** begin RECORDS PROVIDED **

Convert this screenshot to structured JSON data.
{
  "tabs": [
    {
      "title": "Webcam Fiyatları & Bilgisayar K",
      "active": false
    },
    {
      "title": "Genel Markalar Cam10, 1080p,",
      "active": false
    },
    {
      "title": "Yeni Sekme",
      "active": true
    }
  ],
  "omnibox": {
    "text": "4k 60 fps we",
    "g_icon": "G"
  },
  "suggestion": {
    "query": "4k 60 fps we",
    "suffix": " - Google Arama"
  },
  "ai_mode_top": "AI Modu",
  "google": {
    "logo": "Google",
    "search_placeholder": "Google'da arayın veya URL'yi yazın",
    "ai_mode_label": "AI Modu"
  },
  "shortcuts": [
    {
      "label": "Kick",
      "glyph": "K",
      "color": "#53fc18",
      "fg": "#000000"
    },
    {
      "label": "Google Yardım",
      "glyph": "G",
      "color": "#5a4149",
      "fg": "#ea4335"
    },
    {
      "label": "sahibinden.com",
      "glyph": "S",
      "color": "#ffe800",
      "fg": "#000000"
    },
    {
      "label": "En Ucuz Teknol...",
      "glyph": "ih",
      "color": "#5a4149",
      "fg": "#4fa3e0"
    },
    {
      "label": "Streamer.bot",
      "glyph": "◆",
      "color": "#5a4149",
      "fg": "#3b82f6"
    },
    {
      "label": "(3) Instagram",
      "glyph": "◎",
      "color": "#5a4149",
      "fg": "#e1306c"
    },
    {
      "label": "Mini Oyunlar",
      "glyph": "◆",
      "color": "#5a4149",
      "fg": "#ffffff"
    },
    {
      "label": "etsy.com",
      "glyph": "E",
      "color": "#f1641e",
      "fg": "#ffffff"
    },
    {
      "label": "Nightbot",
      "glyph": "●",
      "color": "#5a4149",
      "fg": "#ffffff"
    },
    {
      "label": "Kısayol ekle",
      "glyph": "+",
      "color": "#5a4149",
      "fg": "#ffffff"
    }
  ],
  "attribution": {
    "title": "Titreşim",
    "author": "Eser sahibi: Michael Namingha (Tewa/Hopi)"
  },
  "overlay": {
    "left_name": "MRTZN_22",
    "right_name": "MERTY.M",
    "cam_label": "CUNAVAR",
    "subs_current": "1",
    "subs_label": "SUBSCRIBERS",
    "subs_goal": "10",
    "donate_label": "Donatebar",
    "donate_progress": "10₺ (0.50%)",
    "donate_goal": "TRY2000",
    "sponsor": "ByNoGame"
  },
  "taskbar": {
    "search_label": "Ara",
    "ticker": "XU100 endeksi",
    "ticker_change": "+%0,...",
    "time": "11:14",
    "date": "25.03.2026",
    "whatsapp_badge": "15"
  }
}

** end RECORDS PROVIDED **

From the data above, extract every line in its exact form.

## TASK SOLUTION
Convert this screenshot to structured JSON data.
{
  "tabs": [
    {
      "title": "Webcam Fiyatları & Bilgisayar K",
      "active": false
    },
    {
      "title": "Genel Markalar Cam10, 1080p,",
      "active": false
    },
    {
      "title": "Yeni Sekme",
      "active": true
    }
  ],
  "omnibox": {
    "text": "4k 60 fps we",
    "g_icon": "G"
  },
  "suggestion": {
    "query": "4k 60 fps we",
    "suffix": " - Google Arama"
  },
  "ai_mode_top": "AI Modu",
  "google": {
    "logo": "Google",
    "search_placeholder": "Google'da arayın veya URL'yi yazın",
    "ai_mode_label": "AI Modu"
  },
  "shortcuts": [
    {
      "label": "Kick",
      "glyph": "K",
      "color": "#53fc18",
      "fg": "#000000"
    },
    {
      "label": "Google Yardım",
      "glyph": "G",
      "color": "#5a4149",
      "fg": "#ea4335"
    },
    {
      "label": "sahibinden.com",
      "glyph": "S",
      "color": "#ffe800",
      "fg": "#000000"
    },
    {
      "label": "En Ucuz Teknol...",
      "glyph": "ih",
      "color": "#5a4149",
      "fg": "#4fa3e0"
    },
    {
      "label": "Streamer.bot",
      "glyph": "◆",
      "color": "#5a4149",
      "fg": "#3b82f6"
    },
    {
      "label": "(3) Instagram",
      "glyph": "◎",
      "color": "#5a4149",
      "fg": "#e1306c"
    },
    {
      "label": "Mini Oyunlar",
      "glyph": "◆",
      "color": "#5a4149",
      "fg": "#ffffff"
    },
    {
      "label": "etsy.com",
      "glyph": "E",
      "color": "#f1641e",
      "fg": "#ffffff"
    },
    {
      "label": "Nightbot",
      "glyph": "●",
      "color": "#5a4149",
      "fg": "#ffffff"
    },
    {
      "label": "Kısayol ekle",
      "glyph": "+",
      "color": "#5a4149",
      "fg": "#ffffff"
    }
  ],
  "attribution": {
    "title": "Titreşim",
    "author": "Eser sahibi: Michael Namingha (Tewa/Hopi)"
  },
  "overlay": {
    "left_name": "MRTZN_22",
    "right_name": "MERTY.M",
    "cam_label": "CUNAVAR",
    "subs_current": "1",
    "subs_label": "SUBSCRIBERS",
    "subs_goal": "10",
    "donate_label": "Donatebar",
    "donate_progress": "10₺ (0.50%)",
    "donate_goal": "TRY2000",
    "sponsor": "ByNoGame"
  },
  "taskbar": {
    "search_label": "Ara",
    "ticker": "XU100 endeksi",
    "ticker_change": "+%0,...",
    "time": "11:14",
    "date": "25.03.2026",
    "whatsapp_badge": "15"
  }
}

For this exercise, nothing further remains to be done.